• What the exercise asks: In the records below, find each line containing the word "KEYCHAIN" and copy it.

• Input rows:
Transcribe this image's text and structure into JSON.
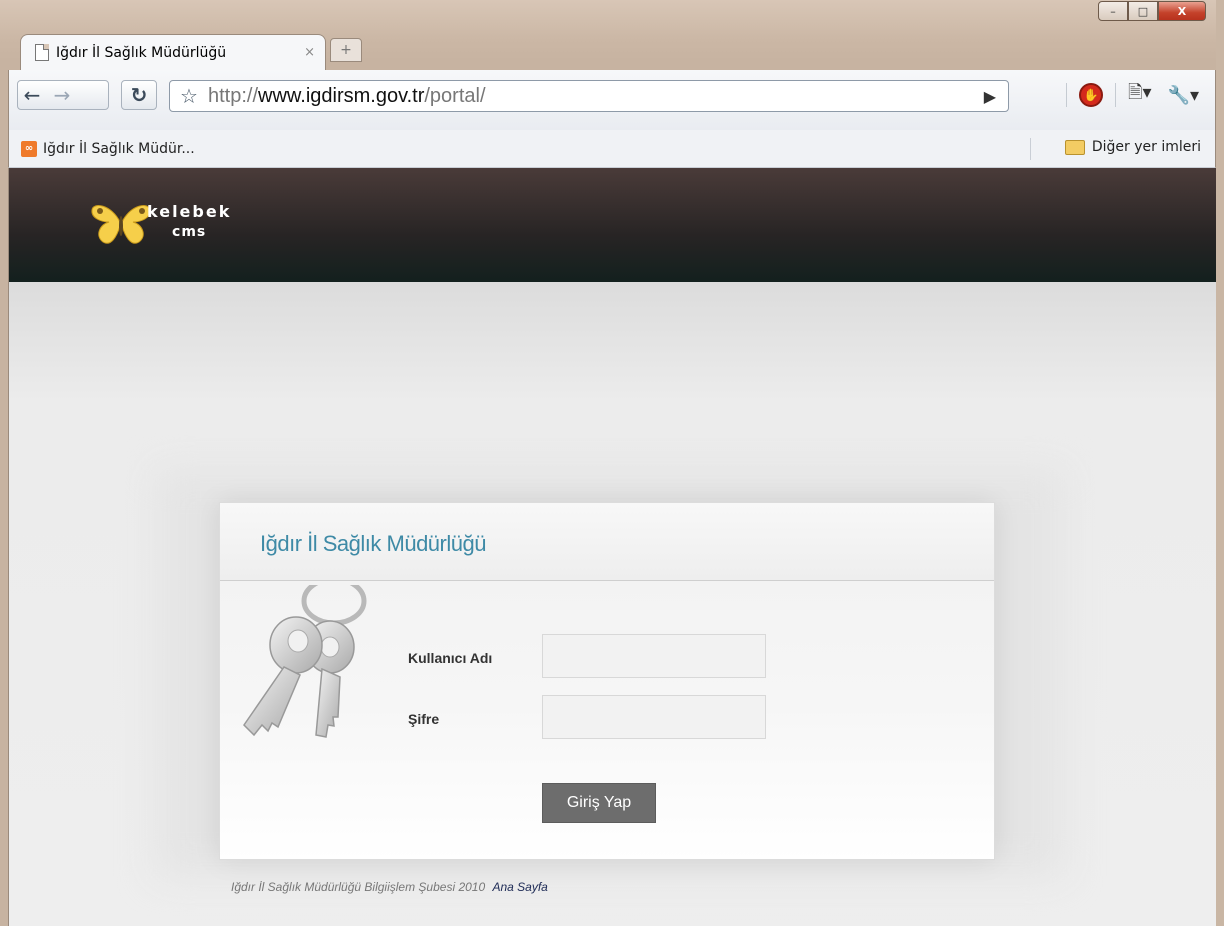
{
  "window": {
    "tab_title": "Iğdır İl Sağlık Müdürlüğü",
    "tab_close": "×",
    "new_tab": "+",
    "min": "–",
    "max": "□",
    "close": "X"
  },
  "toolbar": {
    "url_scheme": "http://",
    "url_host": "www.igdirsm.gov.tr",
    "url_path": "/portal/"
  },
  "bookmarks": {
    "items": [
      {
        "label": "Iğdır İl Sağlık Müdür..."
      }
    ],
    "other": "Diğer yer imleri"
  },
  "header": {
    "logo_line1": "kelebek",
    "logo_line2": "cms"
  },
  "login": {
    "title": "Iğdır İl Sağlık Müdürlüğü",
    "username_label": "Kullanıcı Adı",
    "username_value": "",
    "password_label": "Şifre",
    "password_value": "",
    "submit_label": "Giriş Yap"
  },
  "footer": {
    "text": "Iğdır İl Sağlık Müdürlüğü Bilgiişlem Şubesi 2010",
    "link": "Ana Sayfa"
  },
  "colors": {
    "title_accent": "#3e8aa6",
    "button_bg": "#6d6d6d",
    "header_bg": "#2a2525"
  }
}
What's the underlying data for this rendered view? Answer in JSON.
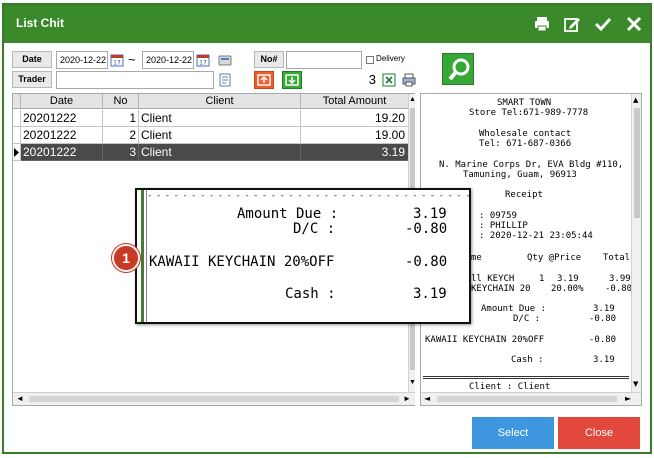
{
  "window": {
    "title": "List Chit"
  },
  "filters": {
    "date_label": "Date",
    "date_from": "2020-12-22",
    "date_sep": "~",
    "date_to": "2020-12-22",
    "trader_label": "Trader",
    "trader_value": "",
    "no_label": "No#",
    "no_value": "",
    "delivery_label": "Delivery",
    "count": "3"
  },
  "grid": {
    "headers": [
      "Date",
      "No",
      "Client",
      "Total Amount"
    ],
    "rows": [
      {
        "date": "20201222",
        "no": "1",
        "client": "Client",
        "total": "19.20"
      },
      {
        "date": "20201222",
        "no": "2",
        "client": "Client",
        "total": "19.00"
      },
      {
        "date": "20201222",
        "no": "3",
        "client": "Client",
        "total": "3.19"
      }
    ]
  },
  "receipt": {
    "lines": [
      "SMART TOWN",
      "Store Tel:671-989-7778",
      "Wholesale contact",
      "Tel: 671-687-0366",
      "N. Marine Corps Dr, EVA Bldg #110,",
      "Tamuning, Guam, 96913",
      "Receipt",
      ": 09759",
      ": PHILLIP",
      ": 2020-12-21 23:05:44",
      "me",
      "Qty @Price",
      "Total",
      "ll KEYCH",
      "1",
      "3.19",
      "3.99",
      "KEYCHAIN 20",
      "20.00%",
      "-0.80",
      "Amount Due :",
      "3.19",
      "D/C :",
      "-0.80",
      "KAWAII KEYCHAIN 20%OFF",
      "-0.80",
      "Cash :",
      "3.19",
      "Client : Client"
    ]
  },
  "popup": {
    "separator": "- - - - - - - - - - - - - - - - - - - - - - - - - - - - - - - - - - - - - - - - - -",
    "amount_due_label": "Amount Due :",
    "amount_due_value": "3.19",
    "dc_label": "D/C :",
    "dc_value": "-0.80",
    "item_label": "KAWAII KEYCHAIN 20%OFF",
    "item_value": "-0.80",
    "cash_label": "Cash :",
    "cash_value": "3.19"
  },
  "callout": {
    "number": "1"
  },
  "buttons": {
    "select": "Select",
    "close": "Close"
  },
  "colors": {
    "title_bar": "#3a8a2c",
    "select": "#3d96de",
    "close": "#e2483c",
    "selected_row": "#4a4a4a",
    "badge": "#c73a25"
  }
}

• Output below:
      "KEYCHAIN 20",
      "KAWAII KEYCHAIN 20%OFF",
    "item_label": "KAWAII KEYCHAIN 20%OFF",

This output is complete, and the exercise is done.